++++ Information provided
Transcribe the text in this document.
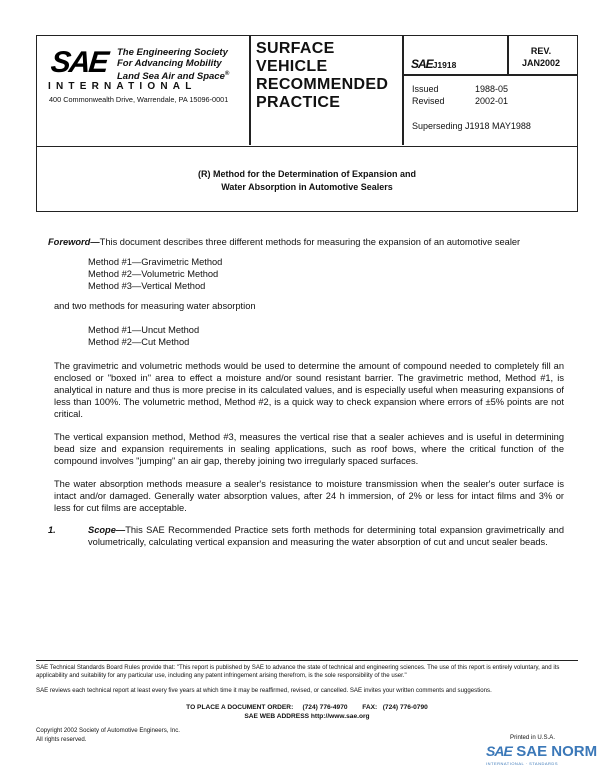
SAE The Engineering Society
For Advancing Mobility
Land Sea Air and Space®
INTERNATIONAL
400 Commonwealth Drive, Warrendale, PA 15096-0001
SURFACE
VEHICLE
RECOMMENDED
PRACTICE
SAEJ1918
REV.
JAN2002
Issued	1988-05
Revised	2002-01
Superseding J1918 MAY1988
(R) Method for the Determination of Expansion and
Water Absorption in Automotive Sealers
Foreword—This document describes three different methods for measuring the expansion of an automotive sealer
Method #1—Gravimetric Method
Method #2—Volumetric Method
Method #3—Vertical Method
and two methods for measuring water absorption
Method #1—Uncut Method
Method #2—Cut Method
The gravimetric and volumetric methods would be used to determine the amount of compound needed to completely fill an enclosed or "boxed in" area to effect a moisture and/or sound resistant barrier. The gravimetric method, Method #1, is analytical in nature and thus is more precise in its calculated values, and is especially useful when measuring expansions of less than 100%. The volumetric method, Method #2, is a quick way to check expansion where errors of ±5% points are not critical.
The vertical expansion method, Method #3, measures the vertical rise that a sealer achieves and is useful in determining bead size and expansion requirements in sealing applications, such as roof bows, where the critical function of the compound involves "jumping" an air gap, thereby joining two irregularly spaced surfaces.
The water absorption methods measure a sealer's resistance to moisture transmission when the sealer's outer surface is intact and/or damaged. Generally water absorption values, after 24 h immersion, of 2% or less for intact films and 3% or less for cut films are acceptable.
1.	Scope—This SAE Recommended Practice sets forth methods for determining total expansion gravimetrically and volumetrically, calculating vertical expansion and measuring the water absorption of cut and uncut sealer beads.
SAE Technical Standards Board Rules provide that: "This report is published by SAE to advance the state of technical and engineering sciences. The use of this report is entirely voluntary, and its applicability and suitability for any particular use, including any patent infringement arising therefrom, is the sole responsibility of the user."
SAE reviews each technical report at least every five years at which time it may be reaffirmed, revised, or cancelled. SAE invites your written comments and suggestions.
TO PLACE A DOCUMENT ORDER: (724) 776-4970 FAX: (724) 776-0790
SAE WEB ADDRESS http://www.sae.org
Copyright 2002 Society of Automotive Engineers, Inc.
All rights reserved.	Printed in U.S.A.
SAE SAE NORM
INTERNATIONAL · STANDARDS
++++++++
◆ Your instructions ◆
Retype each entry precisely. Skip images entirely.

◆ Task result ◆
Transcribe the text in this document.
SAE The Engineering Society
For Advancing Mobility
Land Sea Air and Space®
INTERNATIONAL
400 Commonwealth Drive, Warrendale, PA 15096-0001
SURFACE
VEHICLE
RECOMMENDED
PRACTICE
SAEJ1918
REV.
JAN2002
Issued	1988-05
Revised	2002-01
Superseding J1918 MAY1988
(R) Method for the Determination of Expansion and
Water Absorption in Automotive Sealers
Foreword—This document describes three different methods for measuring the expansion of an automotive sealer
Method #1—Gravimetric Method
Method #2—Volumetric Method
Method #3—Vertical Method
and two methods for measuring water absorption
Method #1—Uncut Method
Method #2—Cut Method
The gravimetric and volumetric methods would be used to determine the amount of compound needed to completely fill an enclosed or "boxed in" area to effect a moisture and/or sound resistant barrier. The gravimetric method, Method #1, is analytical in nature and thus is more precise in its calculated values, and is especially useful when measuring expansions of less than 100%. The volumetric method, Method #2, is a quick way to check expansion where errors of ±5% points are not critical.
The vertical expansion method, Method #3, measures the vertical rise that a sealer achieves and is useful in determining bead size and expansion requirements in sealing applications, such as roof bows, where the critical function of the compound involves "jumping" an air gap, thereby joining two irregularly spaced surfaces.
The water absorption methods measure a sealer's resistance to moisture transmission when the sealer's outer surface is intact and/or damaged. Generally water absorption values, after 24 h immersion, of 2% or less for intact films and 3% or less for cut films are acceptable.
1.	Scope—This SAE Recommended Practice sets forth methods for determining total expansion gravimetrically and volumetrically, calculating vertical expansion and measuring the water absorption of cut and uncut sealer beads.
SAE Technical Standards Board Rules provide that: "This report is published by SAE to advance the state of technical and engineering sciences. The use of this report is entirely voluntary, and its applicability and suitability for any particular use, including any patent infringement arising therefrom, is the sole responsibility of the user."
SAE reviews each technical report at least every five years at which time it may be reaffirmed, revised, or cancelled. SAE invites your written comments and suggestions.
TO PLACE A DOCUMENT ORDER: (724) 776-4970 FAX: (724) 776-0790
SAE WEB ADDRESS http://www.sae.org
Copyright 2002 Society of Automotive Engineers, Inc.
All rights reserved.	Printed in U.S.A.
SAE SAE NORM
INTERNATIONAL · STANDARDS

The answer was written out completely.